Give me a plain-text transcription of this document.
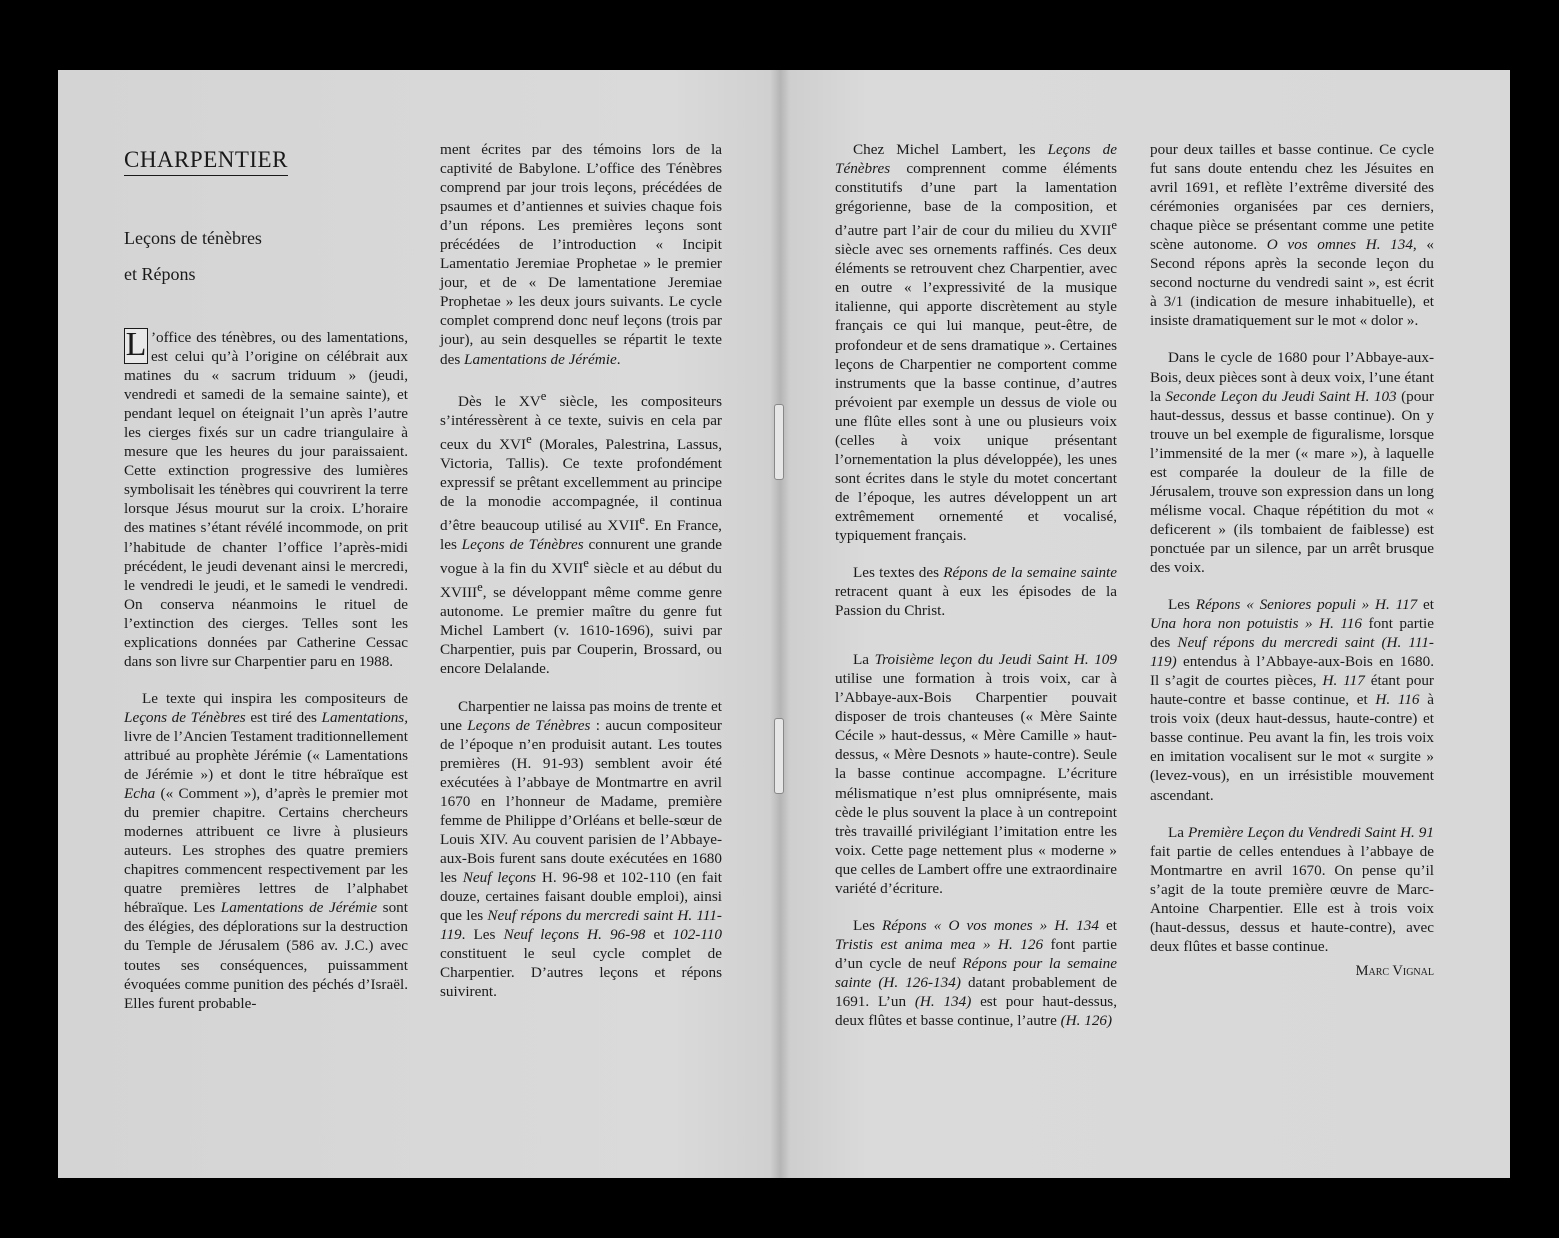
CHARPENTIER
Leçons de ténèbres
et Répons

L ’office des ténèbres, ou des lamentations, est celui qu’à l’origine on célébrait aux matines du « sacrum triduum » (jeudi, vendredi et samedi de la semaine sainte), et pendant lequel on éteignait l’un après l’autre les cierges fixés sur un cadre triangulaire à mesure que les heures du jour paraissaient. Cette extinction progressive des lumières symbolisait les ténèbres qui couvrirent la terre lorsque Jésus mourut sur la croix. L’horaire des matines s’étant révélé incommode, on prit l’habitude de chanter l’office l’après-midi précédent, le jeudi devenant ainsi le mercredi, le vendredi le jeudi, et le samedi le vendredi. On conserva néanmoins le rituel de l’extinction des cierges. Telles sont les explications données par Catherine Cessac dans son livre sur Charpentier paru en 1988.

Le texte qui inspira les compositeurs de Leçons de Ténèbres est tiré des Lamentations, livre de l’Ancien Testament traditionnellement attribué au prophète Jérémie (« Lamentations de Jérémie ») et dont le titre hébraïque est Echa (« Comment »), d’après le premier mot du premier chapitre. Certains chercheurs modernes attribuent ce livre à plusieurs auteurs. Les strophes des quatre premiers chapitres commencent respectivement par les quatre premières lettres de l’alphabet hébraïque. Les Lamentations de Jérémie sont des élégies, des déplorations sur la destruction du Temple de Jérusalem (586 av. J.C.) avec toutes ses conséquences, puissamment évoquées comme punition des péchés d’Israël. Elles furent probable-

ment écrites par des témoins lors de la captivité de Babylone. L’office des Ténèbres comprend par jour trois leçons, précédées de psaumes et d’antiennes et suivies chaque fois d’un répons. Les premières leçons sont précédées de l’introduction « Incipit Lamentatio Jeremiae Prophetae » le premier jour, et de « De lamentatione Jeremiae Prophetae » les deux jours suivants. Le cycle complet comprend donc neuf leçons (trois par jour), au sein desquelles se répartit le texte des Lamentations de Jérémie.

Dès le XVe siècle, les compositeurs s’intéressèrent à ce texte, suivis en cela par ceux du XVIe (Morales, Palestrina, Lassus, Victoria, Tallis). Ce texte profondément expressif se prêtant excellemment au principe de la monodie accompagnée, il continua d’être beaucoup utilisé au XVIIe. En France, les Leçons de Ténèbres connurent une grande vogue à la fin du XVIIe siècle et au début du XVIIIe, se développant même comme genre autonome. Le premier maître du genre fut Michel Lambert (v. 1610-1696), suivi par Charpentier, puis par Couperin, Brossard, ou encore Delalande.

Charpentier ne laissa pas moins de trente et une Leçons de Ténèbres : aucun compositeur de l’époque n’en produisit autant. Les toutes premières (H. 91-93) semblent avoir été exécutées à l’abbaye de Montmartre en avril 1670 en l’honneur de Madame, première femme de Philippe d’Orléans et belle-sœur de Louis XIV. Au couvent parisien de l’Abbaye-aux-Bois furent sans doute exécutées en 1680 les Neuf leçons H. 96-98 et 102-110 (en fait douze, certaines faisant double emploi), ainsi que les Neuf répons du mercredi saint H. 111-119. Les Neuf leçons H. 96-98 et 102-110 constituent le seul cycle complet de Charpentier. D’autres leçons et répons suivirent.

Chez Michel Lambert, les Leçons de Ténèbres comprennent comme éléments constitutifs d’une part la lamentation grégorienne, base de la composition, et d’autre part l’air de cour du milieu du XVIIe siècle avec ses ornements raffinés. Ces deux éléments se retrouvent chez Charpentier, avec en outre « l’expressivité de la musique italienne, qui apporte discrètement au style français ce qui lui manque, peut-être, de profondeur et de sens dramatique ». Certaines leçons de Charpentier ne comportent comme instruments que la basse continue, d’autres prévoient par exemple un dessus de viole ou une flûte elles sont à une ou plusieurs voix (celles à voix unique présentant l’ornementation la plus développée), les unes sont écrites dans le style du motet concertant de l’époque, les autres développent un art extrêmement ornementé et vocalisé, typiquement français.

Les textes des Répons de la semaine sainte retracent quant à eux les épisodes de la Passion du Christ.

La Troisième leçon du Jeudi Saint H. 109 utilise une formation à trois voix, car à l’Abbaye-aux-Bois Charpentier pouvait disposer de trois chanteuses (« Mère Sainte Cécile » haut-dessus, « Mère Camille » haut-dessus, « Mère Desnots » haute-contre). Seule la basse continue accompagne. L’écriture mélismatique n’est plus omniprésente, mais cède le plus souvent la place à un contrepoint très travaillé privilégiant l’imitation entre les voix. Cette page nettement plus « moderne » que celles de Lambert offre une extraordinaire variété d’écriture.

Les Répons « O vos mones » H. 134 et Tristis est anima mea » H. 126 font partie d’un cycle de neuf Répons pour la semaine sainte (H. 126-134) datant probablement de 1691. L’un (H. 134) est pour haut-dessus, deux flûtes et basse continue, l’autre (H. 126)

pour deux tailles et basse continue. Ce cycle fut sans doute entendu chez les Jésuites en avril 1691, et reflète l’extrême diversité des cérémonies organisées par ces derniers, chaque pièce se présentant comme une petite scène autonome. O vos omnes H. 134, « Second répons après la seconde leçon du second nocturne du vendredi saint », est écrit à 3/1 (indication de mesure inhabituelle), et insiste dramatiquement sur le mot « dolor ».

Dans le cycle de 1680 pour l’Abbaye-aux-Bois, deux pièces sont à deux voix, l’une étant la Seconde Leçon du Jeudi Saint H. 103 (pour haut-dessus, dessus et basse continue). On y trouve un bel exemple de figuralisme, lorsque l’immensité de la mer (« mare »), à laquelle est comparée la douleur de la fille de Jérusalem, trouve son expression dans un long mélisme vocal. Chaque répétition du mot « deficerent » (ils tombaient de faiblesse) est ponctuée par un silence, par un arrêt brusque des voix.

Les Répons « Seniores populi » H. 117 et Una hora non potuistis » H. 116 font partie des Neuf répons du mercredi saint (H. 111-119) entendus à l’Abbaye-aux-Bois en 1680. Il s’agit de courtes pièces, H. 117 étant pour haute-contre et basse continue, et H. 116 à trois voix (deux haut-dessus, haute-contre) et basse continue. Peu avant la fin, les trois voix en imitation vocalisent sur le mot « surgite » (levez-vous), en un irrésistible mouvement ascendant.

La Première Leçon du Vendredi Saint H. 91 fait partie de celles entendues à l’abbaye de Montmartre en avril 1670. On pense qu’il s’agit de la toute première œuvre de Marc-Antoine Charpentier. Elle est à trois voix (haut-dessus, dessus et haute-contre), avec deux flûtes et basse continue.

Marc Vignal
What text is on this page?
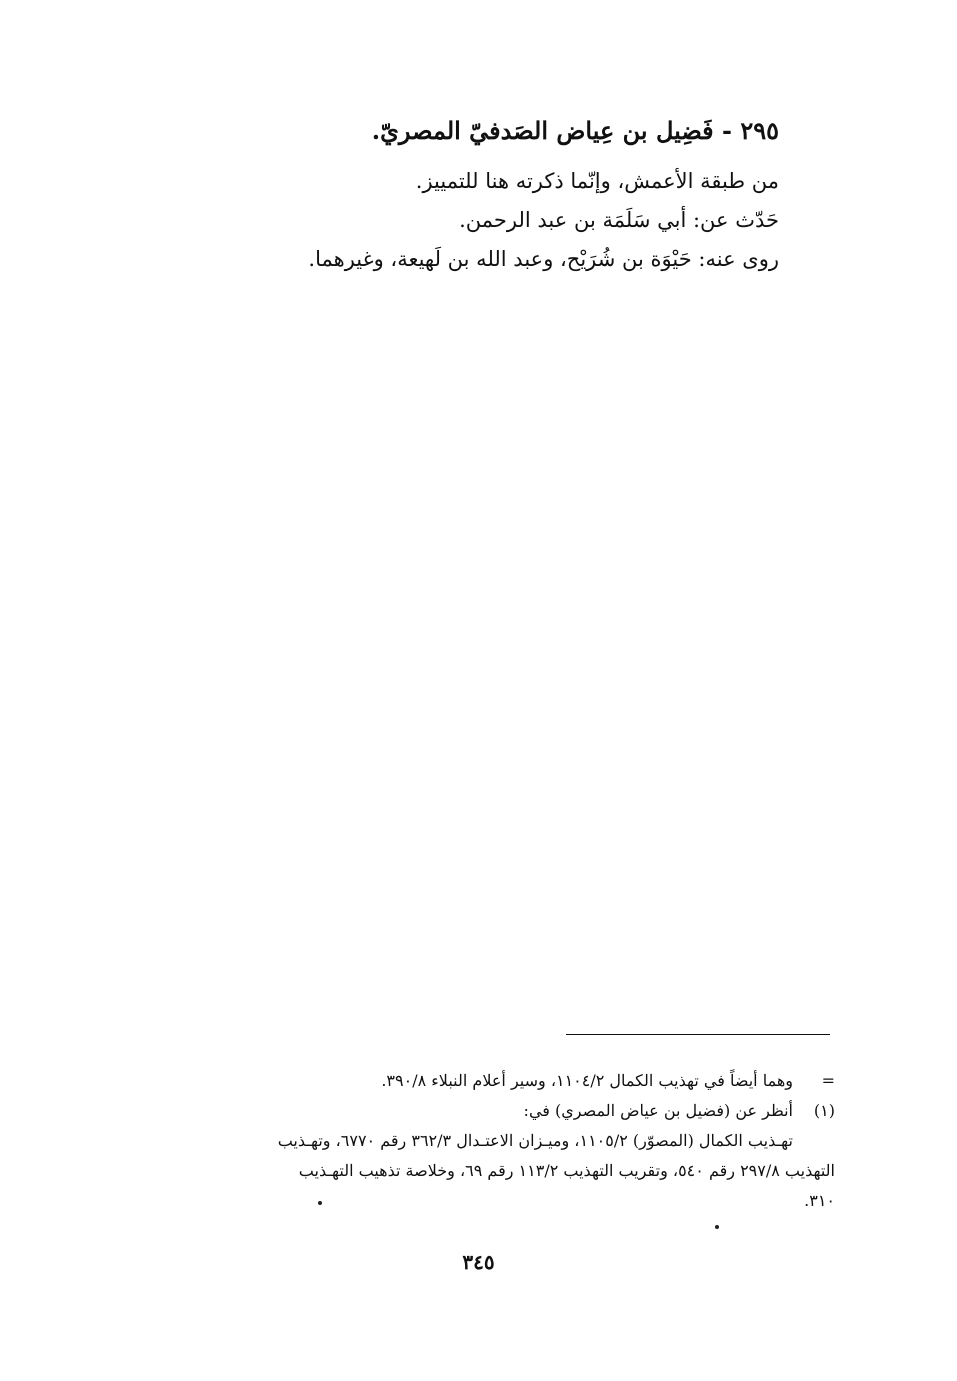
٢٩٥ - فَضِيل بن عِياض الصَدفيّ المصريّ.

من طبقة الأعمش، وإنّما ذكرته هنا للتمييز.

حَدّث عن: أبي سَلَمَة بن عبد الرحمن.

روى عنه: حَيْوَة بن شُرَيْح، وعبد الله بن لَهيعة، وغيرهما.

=
وهما أيضاً في تهذيب الكمال ١١٠٤/٢، وسير أعلام النبلاء ٣٩٠/٨.
(١)
أنظر عن (فضيل بن عياض المصري) في:
تهـذيب الكمال (المصوّر) ١١٠٥/٢، وميـزان الاعتـدال ٣٦٢/٣ رقم ٦٧٧٠، وتهـذيب
التهذيب ٢٩٧/٨ رقم ٥٤٠، وتقريب التهذيب ١١٣/٢ رقم ٦٩، وخلاصة تذهيب التهـذيب
٣١٠.
٣٤٥
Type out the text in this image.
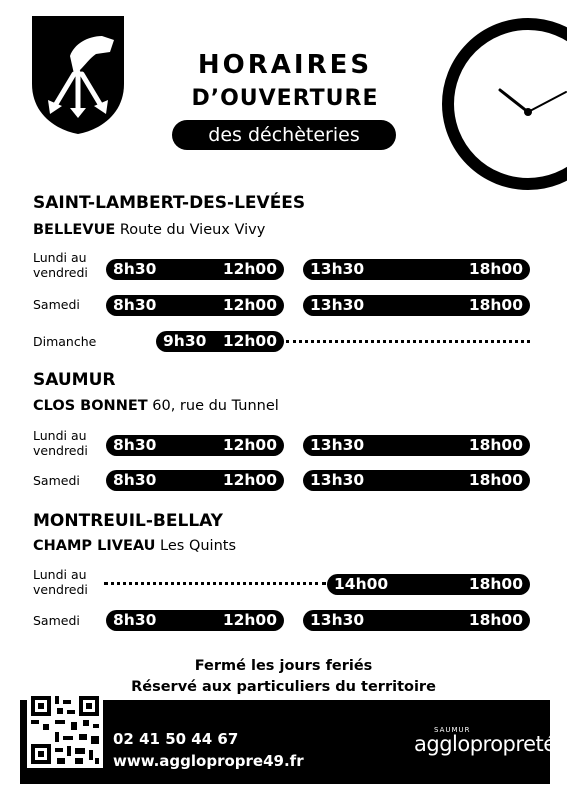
HORAIRES
D’OUVERTURE
des déchèteries
SAINT-LAMBERT-DES-LEVÉES
BELLEVUE Route du Vieux Vivy
Lundi au
vendredi 8h30	12h00 13h30	18h00
Samedi 8h30	12h00 13h30	18h00
Dimanche	9h30 12h00
SAUMUR
CLOS BONNET 60, rue du Tunnel
Lundi au
vendredi 8h30	12h00 13h30	18h00
Samedi 8h30	12h00 13h30	18h00
MONTREUIL-BELLAY
CHAMP LIVEAU Les Quints
Lundi au
vendredi	14h00	18h00
Samedi 8h30	12h00 13h30	18h00
Fermé les jours feriés
Réservé aux particuliers du territoire
02 41 50 44 67
www.agglopropre49.fr
SAUMUR
agglopropreté
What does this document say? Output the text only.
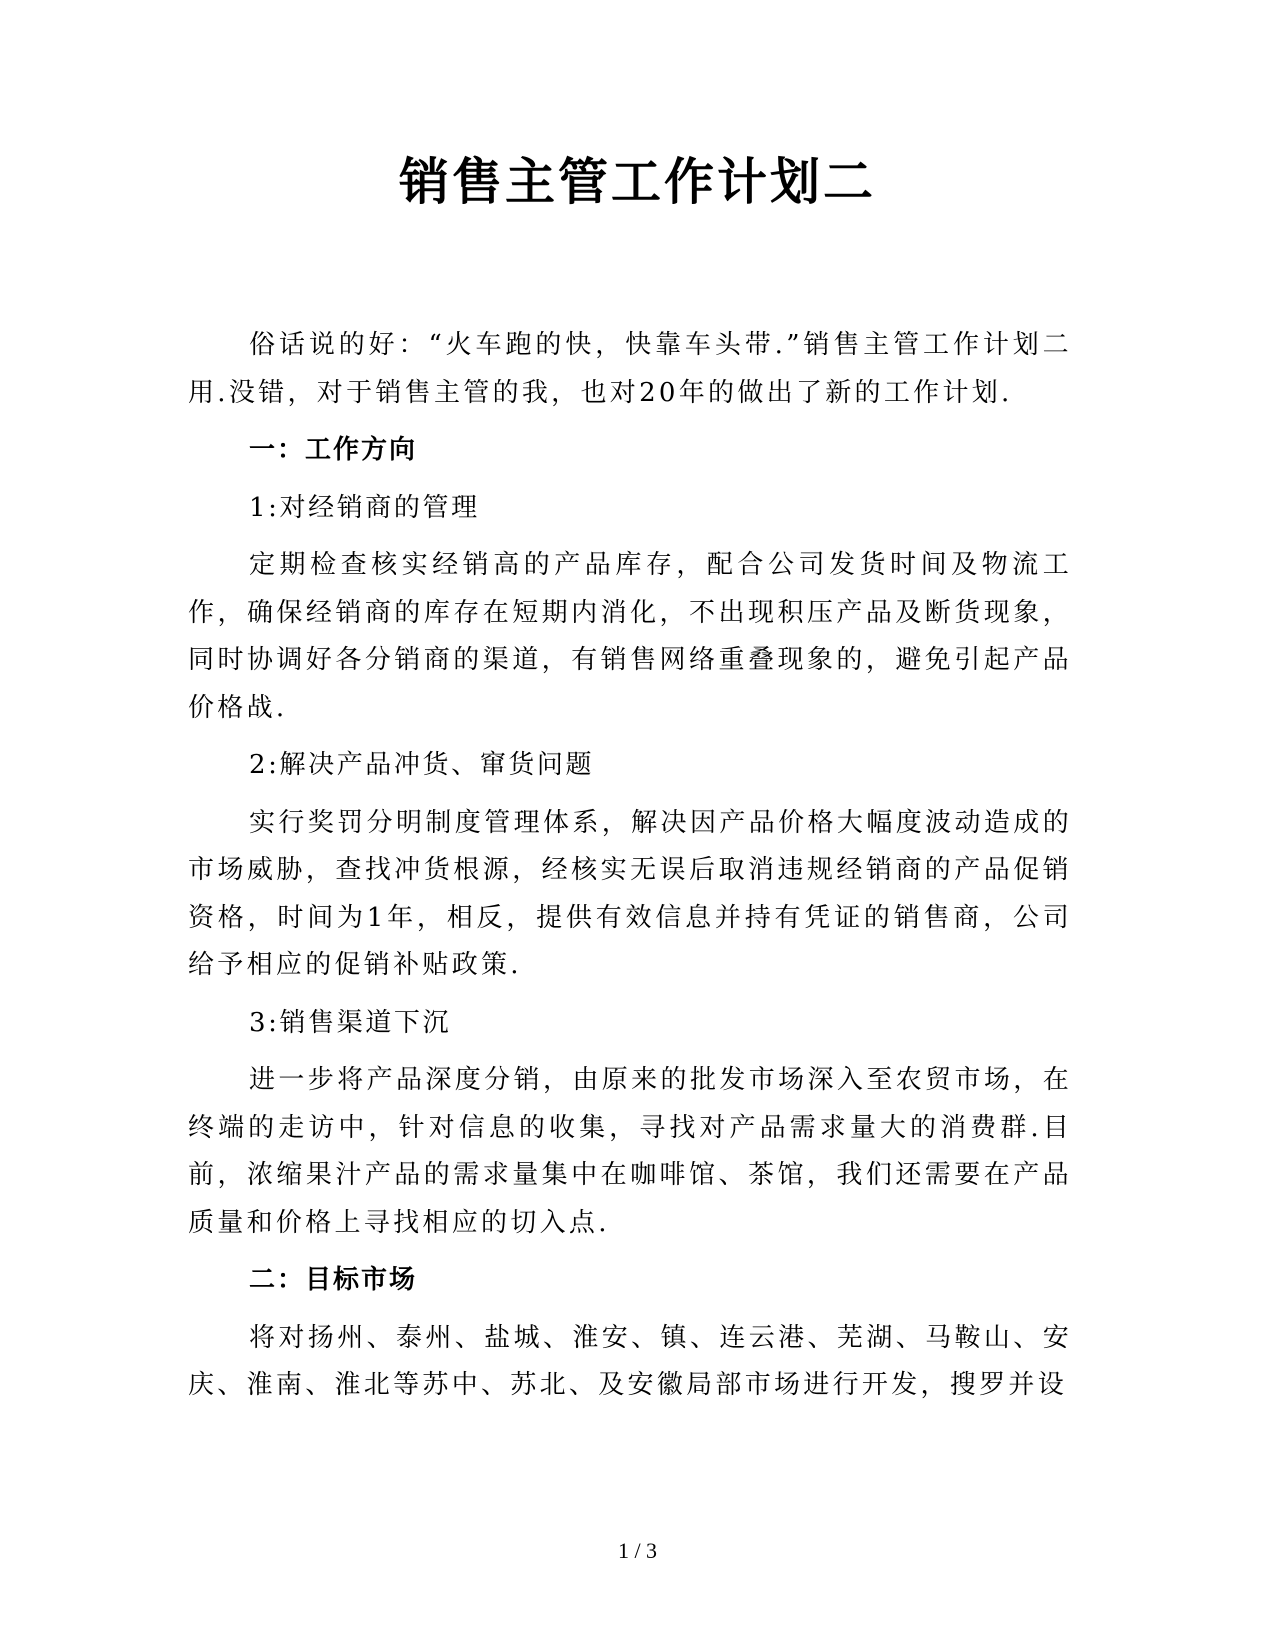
销售主管工作计划二

俗话说的好：“火车跑的快，快靠车头带.”销售主管工作计划二用.没错，对于销售主管的我，也对20年的做出了新的工作计划.

一：工作方向

1:对经销商的管理

定期检查核实经销高的产品库存，配合公司发货时间及物流工作，确保经销商的库存在短期内消化，不出现积压产品及断货现象，同时协调好各分销商的渠道，有销售网络重叠现象的，避免引起产品价格战.

2:解决产品冲货、窜货问题

实行奖罚分明制度管理体系，解决因产品价格大幅度波动造成的市场威胁，查找冲货根源，经核实无误后取消违规经销商的产品促销资格，时间为1年，相反，提供有效信息并持有凭证的销售商，公司给予相应的促销补贴政策.

3:销售渠道下沉

进一步将产品深度分销，由原来的批发市场深入至农贸市场，在终端的走访中，针对信息的收集，寻找对产品需求量大的消费群.目前，浓缩果汁产品的需求量集中在咖啡馆、茶馆，我们还需要在产品质量和价格上寻找相应的切入点.

二：目标市场

将对扬州、泰州、盐城、淮安、镇、连云港、芜湖、马鞍山、安庆、淮南、淮北等苏中、苏北、及安徽局部市场进行开发，搜罗并设

1 / 3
○ ○ ○ ○
▸ Requirement
Quote only the lines that start at the line holding "What does this" and end at the last line of the entries, including both of those lines, and omit every picture.

▸ Complete answer
What does this document say? Output the text only.
销售主管工作计划二

俗话说的好：“火车跑的快，快靠车头带.”销售主管工作计划二用.没错，对于销售主管的我，也对20年的做出了新的工作计划.

一：工作方向

1:对经销商的管理

定期检查核实经销高的产品库存，配合公司发货时间及物流工作，确保经销商的库存在短期内消化，不出现积压产品及断货现象，同时协调好各分销商的渠道，有销售网络重叠现象的，避免引起产品价格战.

2:解决产品冲货、窜货问题

实行奖罚分明制度管理体系，解决因产品价格大幅度波动造成的市场威胁，查找冲货根源，经核实无误后取消违规经销商的产品促销资格，时间为1年，相反，提供有效信息并持有凭证的销售商，公司给予相应的促销补贴政策.

3:销售渠道下沉

进一步将产品深度分销，由原来的批发市场深入至农贸市场，在终端的走访中，针对信息的收集，寻找对产品需求量大的消费群.目前，浓缩果汁产品的需求量集中在咖啡馆、茶馆，我们还需要在产品质量和价格上寻找相应的切入点.

二：目标市场

将对扬州、泰州、盐城、淮安、镇、连云港、芜湖、马鞍山、安庆、淮南、淮北等苏中、苏北、及安徽局部市场进行开发，搜罗并设

1 / 3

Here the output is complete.